#### Written problem
The entries that follow should be written out exactly.

================================

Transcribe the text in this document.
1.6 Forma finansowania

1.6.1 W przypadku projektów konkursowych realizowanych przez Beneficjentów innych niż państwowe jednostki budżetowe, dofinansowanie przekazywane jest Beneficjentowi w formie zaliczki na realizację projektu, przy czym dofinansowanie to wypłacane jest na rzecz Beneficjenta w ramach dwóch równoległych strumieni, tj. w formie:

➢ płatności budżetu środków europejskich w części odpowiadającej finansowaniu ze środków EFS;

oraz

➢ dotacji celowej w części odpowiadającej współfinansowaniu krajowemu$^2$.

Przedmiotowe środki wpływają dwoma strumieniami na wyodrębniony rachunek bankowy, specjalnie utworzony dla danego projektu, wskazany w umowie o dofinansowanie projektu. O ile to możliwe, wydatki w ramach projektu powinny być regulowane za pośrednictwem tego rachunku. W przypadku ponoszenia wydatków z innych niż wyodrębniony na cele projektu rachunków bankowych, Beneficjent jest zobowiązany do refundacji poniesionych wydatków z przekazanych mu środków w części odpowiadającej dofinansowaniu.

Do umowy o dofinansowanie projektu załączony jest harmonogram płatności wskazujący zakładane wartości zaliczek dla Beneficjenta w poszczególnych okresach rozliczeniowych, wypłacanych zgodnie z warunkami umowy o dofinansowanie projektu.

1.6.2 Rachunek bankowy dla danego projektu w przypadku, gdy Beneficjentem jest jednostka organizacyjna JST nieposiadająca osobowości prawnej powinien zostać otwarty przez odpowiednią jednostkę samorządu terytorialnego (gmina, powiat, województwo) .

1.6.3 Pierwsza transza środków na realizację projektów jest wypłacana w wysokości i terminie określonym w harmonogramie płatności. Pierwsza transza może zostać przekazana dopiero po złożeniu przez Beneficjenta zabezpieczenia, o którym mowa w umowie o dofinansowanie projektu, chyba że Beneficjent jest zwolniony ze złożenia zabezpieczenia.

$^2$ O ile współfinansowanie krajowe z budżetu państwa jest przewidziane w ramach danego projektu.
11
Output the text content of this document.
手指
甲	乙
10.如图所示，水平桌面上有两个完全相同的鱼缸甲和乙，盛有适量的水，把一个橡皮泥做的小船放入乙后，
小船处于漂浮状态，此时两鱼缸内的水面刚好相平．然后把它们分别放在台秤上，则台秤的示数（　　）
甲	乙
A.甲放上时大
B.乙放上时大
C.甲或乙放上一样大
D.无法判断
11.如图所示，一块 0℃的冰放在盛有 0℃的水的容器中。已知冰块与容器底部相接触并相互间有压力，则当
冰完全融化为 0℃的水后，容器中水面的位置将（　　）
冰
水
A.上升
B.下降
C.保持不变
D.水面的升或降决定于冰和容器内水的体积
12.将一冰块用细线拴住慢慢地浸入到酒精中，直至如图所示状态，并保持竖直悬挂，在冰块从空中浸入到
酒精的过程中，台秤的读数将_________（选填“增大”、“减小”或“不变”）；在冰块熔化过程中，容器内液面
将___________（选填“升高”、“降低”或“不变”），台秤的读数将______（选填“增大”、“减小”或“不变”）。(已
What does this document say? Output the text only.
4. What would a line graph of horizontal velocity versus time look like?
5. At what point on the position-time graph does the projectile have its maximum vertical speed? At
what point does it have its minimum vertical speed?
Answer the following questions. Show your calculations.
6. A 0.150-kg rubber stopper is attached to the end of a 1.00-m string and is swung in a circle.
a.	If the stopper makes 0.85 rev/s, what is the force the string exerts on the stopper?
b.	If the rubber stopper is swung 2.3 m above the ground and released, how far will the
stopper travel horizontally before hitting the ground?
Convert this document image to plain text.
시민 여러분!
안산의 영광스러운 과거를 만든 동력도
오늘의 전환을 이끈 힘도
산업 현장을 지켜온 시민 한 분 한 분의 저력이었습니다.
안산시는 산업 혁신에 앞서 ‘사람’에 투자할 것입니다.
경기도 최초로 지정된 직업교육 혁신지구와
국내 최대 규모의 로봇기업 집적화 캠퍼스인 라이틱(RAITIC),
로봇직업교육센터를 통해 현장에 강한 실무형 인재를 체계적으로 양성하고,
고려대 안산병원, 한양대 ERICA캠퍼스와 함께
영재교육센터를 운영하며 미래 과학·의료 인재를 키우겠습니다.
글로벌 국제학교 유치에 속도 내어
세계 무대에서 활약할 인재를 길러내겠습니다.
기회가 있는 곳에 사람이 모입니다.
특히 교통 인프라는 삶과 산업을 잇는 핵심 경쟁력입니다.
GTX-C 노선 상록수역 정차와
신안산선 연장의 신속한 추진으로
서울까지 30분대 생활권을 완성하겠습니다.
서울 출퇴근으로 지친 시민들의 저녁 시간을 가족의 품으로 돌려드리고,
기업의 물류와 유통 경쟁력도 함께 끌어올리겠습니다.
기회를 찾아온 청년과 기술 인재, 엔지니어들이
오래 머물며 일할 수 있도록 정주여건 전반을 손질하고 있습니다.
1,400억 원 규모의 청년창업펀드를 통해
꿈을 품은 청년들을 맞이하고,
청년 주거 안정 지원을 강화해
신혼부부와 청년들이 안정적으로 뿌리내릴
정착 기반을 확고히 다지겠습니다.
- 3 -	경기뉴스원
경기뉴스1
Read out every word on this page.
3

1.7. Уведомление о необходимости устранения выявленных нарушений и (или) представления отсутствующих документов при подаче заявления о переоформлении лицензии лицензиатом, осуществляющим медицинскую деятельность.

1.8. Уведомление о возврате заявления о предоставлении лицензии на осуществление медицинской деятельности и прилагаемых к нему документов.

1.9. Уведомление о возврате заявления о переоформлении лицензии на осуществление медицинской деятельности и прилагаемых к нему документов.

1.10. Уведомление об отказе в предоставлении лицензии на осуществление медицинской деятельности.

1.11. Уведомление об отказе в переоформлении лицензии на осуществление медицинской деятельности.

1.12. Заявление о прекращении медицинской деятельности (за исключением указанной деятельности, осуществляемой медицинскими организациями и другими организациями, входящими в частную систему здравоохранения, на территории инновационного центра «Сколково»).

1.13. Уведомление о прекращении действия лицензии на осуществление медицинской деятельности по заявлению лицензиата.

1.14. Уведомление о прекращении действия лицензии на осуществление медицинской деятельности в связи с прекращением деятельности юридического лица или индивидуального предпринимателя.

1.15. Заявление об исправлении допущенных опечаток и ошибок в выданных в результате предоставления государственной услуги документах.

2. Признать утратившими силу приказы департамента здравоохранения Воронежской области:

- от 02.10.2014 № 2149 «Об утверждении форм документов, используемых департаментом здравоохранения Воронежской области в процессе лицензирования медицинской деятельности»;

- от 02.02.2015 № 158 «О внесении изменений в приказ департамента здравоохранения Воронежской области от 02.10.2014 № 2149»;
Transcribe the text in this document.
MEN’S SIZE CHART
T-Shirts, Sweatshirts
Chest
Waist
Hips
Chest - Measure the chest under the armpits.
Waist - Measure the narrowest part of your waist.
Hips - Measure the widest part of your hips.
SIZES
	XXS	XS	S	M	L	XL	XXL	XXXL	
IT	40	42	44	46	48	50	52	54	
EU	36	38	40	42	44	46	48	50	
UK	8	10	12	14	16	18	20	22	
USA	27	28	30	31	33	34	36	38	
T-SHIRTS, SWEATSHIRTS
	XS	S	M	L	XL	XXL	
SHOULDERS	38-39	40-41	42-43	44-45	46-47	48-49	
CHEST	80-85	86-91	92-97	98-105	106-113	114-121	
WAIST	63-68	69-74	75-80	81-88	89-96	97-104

================================

#### Worked answer
Transcribe the text in this document.
1.6 Forma finansowania

1.6.1 W przypadku projektów konkursowych realizowanych przez Beneficjentów innych niż państwowe jednostki budżetowe, dofinansowanie przekazywane jest Beneficjentowi w formie zaliczki na realizację projektu, przy czym dofinansowanie to wypłacane jest na rzecz Beneficjenta w ramach dwóch równoległych strumieni, tj. w formie:

➢ płatności budżetu środków europejskich w części odpowiadającej finansowaniu ze środków EFS;

oraz

➢ dotacji celowej w części odpowiadającej współfinansowaniu krajowemu$^2$.

Przedmiotowe środki wpływają dwoma strumieniami na wyodrębniony rachunek bankowy, specjalnie utworzony dla danego projektu, wskazany w umowie o dofinansowanie projektu. O ile to możliwe, wydatki w ramach projektu powinny być regulowane za pośrednictwem tego rachunku. W przypadku ponoszenia wydatków z innych niż wyodrębniony na cele projektu rachunków bankowych, Beneficjent jest zobowiązany do refundacji poniesionych wydatków z przekazanych mu środków w części odpowiadającej dofinansowaniu.

Do umowy o dofinansowanie projektu załączony jest harmonogram płatności wskazujący zakładane wartości zaliczek dla Beneficjenta w poszczególnych okresach rozliczeniowych, wypłacanych zgodnie z warunkami umowy o dofinansowanie projektu.

1.6.2 Rachunek bankowy dla danego projektu w przypadku, gdy Beneficjentem jest jednostka organizacyjna JST nieposiadająca osobowości prawnej powinien zostać otwarty przez odpowiednią jednostkę samorządu terytorialnego (gmina, powiat, województwo) .

1.6.3 Pierwsza transza środków na realizację projektów jest wypłacana w wysokości i terminie określonym w harmonogramie płatności. Pierwsza transza może zostać przekazana dopiero po złożeniu przez Beneficjenta zabezpieczenia, o którym mowa w umowie o dofinansowanie projektu, chyba że Beneficjent jest zwolniony ze złożenia zabezpieczenia.

$^2$ O ile współfinansowanie krajowe z budżetu państwa jest przewidziane w ramach danego projektu.
11
Output the text content of this document.
手指
甲	乙
10.如图所示，水平桌面上有两个完全相同的鱼缸甲和乙，盛有适量的水，把一个橡皮泥做的小船放入乙后，
小船处于漂浮状态，此时两鱼缸内的水面刚好相平．然后把它们分别放在台秤上，则台秤的示数（　　）
甲	乙
A.甲放上时大
B.乙放上时大
C.甲或乙放上一样大
D.无法判断
11.如图所示，一块 0℃的冰放在盛有 0℃的水的容器中。已知冰块与容器底部相接触并相互间有压力，则当
冰完全融化为 0℃的水后，容器中水面的位置将（　　）
冰
水
A.上升
B.下降
C.保持不变
D.水面的升或降决定于冰和容器内水的体积
12.将一冰块用细线拴住慢慢地浸入到酒精中，直至如图所示状态，并保持竖直悬挂，在冰块从空中浸入到
酒精的过程中，台秤的读数将_________（选填“增大”、“减小”或“不变”）；在冰块熔化过程中，容器内液面
将___________（选填“升高”、“降低”或“不变”），台秤的读数将______（选填“增大”、“减小”或“不变”）。(已
What does this document say? Output the text only.
4. What would a line graph of horizontal velocity versus time look like?
5. At what point on the position-time graph does the projectile have its maximum vertical speed? At
what point does it have its minimum vertical speed?
Answer the following questions. Show your calculations.
6. A 0.150-kg rubber stopper is attached to the end of a 1.00-m string and is swung in a circle.
a.	If the stopper makes 0.85 rev/s, what is the force the string exerts on the stopper?
b.	If the rubber stopper is swung 2.3 m above the ground and released, how far will the
stopper travel horizontally before hitting the ground?
Convert this document image to plain text.
시민 여러분!
안산의 영광스러운 과거를 만든 동력도
오늘의 전환을 이끈 힘도
산업 현장을 지켜온 시민 한 분 한 분의 저력이었습니다.
안산시는 산업 혁신에 앞서 ‘사람’에 투자할 것입니다.
경기도 최초로 지정된 직업교육 혁신지구와
국내 최대 규모의 로봇기업 집적화 캠퍼스인 라이틱(RAITIC),
로봇직업교육센터를 통해 현장에 강한 실무형 인재를 체계적으로 양성하고,
고려대 안산병원, 한양대 ERICA캠퍼스와 함께
영재교육센터를 운영하며 미래 과학·의료 인재를 키우겠습니다.
글로벌 국제학교 유치에 속도 내어
세계 무대에서 활약할 인재를 길러내겠습니다.
기회가 있는 곳에 사람이 모입니다.
특히 교통 인프라는 삶과 산업을 잇는 핵심 경쟁력입니다.
GTX-C 노선 상록수역 정차와
신안산선 연장의 신속한 추진으로
서울까지 30분대 생활권을 완성하겠습니다.
서울 출퇴근으로 지친 시민들의 저녁 시간을 가족의 품으로 돌려드리고,
기업의 물류와 유통 경쟁력도 함께 끌어올리겠습니다.
기회를 찾아온 청년과 기술 인재, 엔지니어들이
오래 머물며 일할 수 있도록 정주여건 전반을 손질하고 있습니다.
1,400억 원 규모의 청년창업펀드를 통해
꿈을 품은 청년들을 맞이하고,
청년 주거 안정 지원을 강화해
신혼부부와 청년들이 안정적으로 뿌리내릴
정착 기반을 확고히 다지겠습니다.
- 3 -	경기뉴스원
경기뉴스1
Read out every word on this page.
3

1.7. Уведомление о необходимости устранения выявленных нарушений и (или) представления отсутствующих документов при подаче заявления о переоформлении лицензии лицензиатом, осуществляющим медицинскую деятельность.

1.8. Уведомление о возврате заявления о предоставлении лицензии на осуществление медицинской деятельности и прилагаемых к нему документов.

1.9. Уведомление о возврате заявления о переоформлении лицензии на осуществление медицинской деятельности и прилагаемых к нему документов.

1.10. Уведомление об отказе в предоставлении лицензии на осуществление медицинской деятельности.

1.11. Уведомление об отказе в переоформлении лицензии на осуществление медицинской деятельности.

1.12. Заявление о прекращении медицинской деятельности (за исключением указанной деятельности, осуществляемой медицинскими организациями и другими организациями, входящими в частную систему здравоохранения, на территории инновационного центра «Сколково»).

1.13. Уведомление о прекращении действия лицензии на осуществление медицинской деятельности по заявлению лицензиата.

1.14. Уведомление о прекращении действия лицензии на осуществление медицинской деятельности в связи с прекращением деятельности юридического лица или индивидуального предпринимателя.

1.15. Заявление об исправлении допущенных опечаток и ошибок в выданных в результате предоставления государственной услуги документах.

2. Признать утратившими силу приказы департамента здравоохранения Воронежской области:

- от 02.10.2014 № 2149 «Об утверждении форм документов, используемых департаментом здравоохранения Воронежской области в процессе лицензирования медицинской деятельности»;

- от 02.02.2015 № 158 «О внесении изменений в приказ департамента здравоохранения Воронежской области от 02.10.2014 № 2149»;
Transcribe the text in this document.
MEN’S SIZE CHART
T-Shirts, Sweatshirts
Chest
Waist
Hips
Chest - Measure the chest under the armpits.
Waist - Measure the narrowest part of your waist.
Hips - Measure the widest part of your hips.
SIZES
	XXS	XS	S	M	L	XL	XXL	XXXL	
IT	40	42	44	46	48	50	52	54	
EU	36	38	40	42	44	46	48	50	
UK	8	10	12	14	16	18	20	22	
USA	27	28	30	31	33	34	36	38	
T-SHIRTS, SWEATSHIRTS
	XS	S	M	L	XL	XXL	
SHOULDERS	38-39	40-41	42-43	44-45	46-47	48-49	
CHEST	80-85	86-91	92-97	98-105	106-113	114-121	
WAIST	63-68	69-74	75-80	81-88	89-96	97-104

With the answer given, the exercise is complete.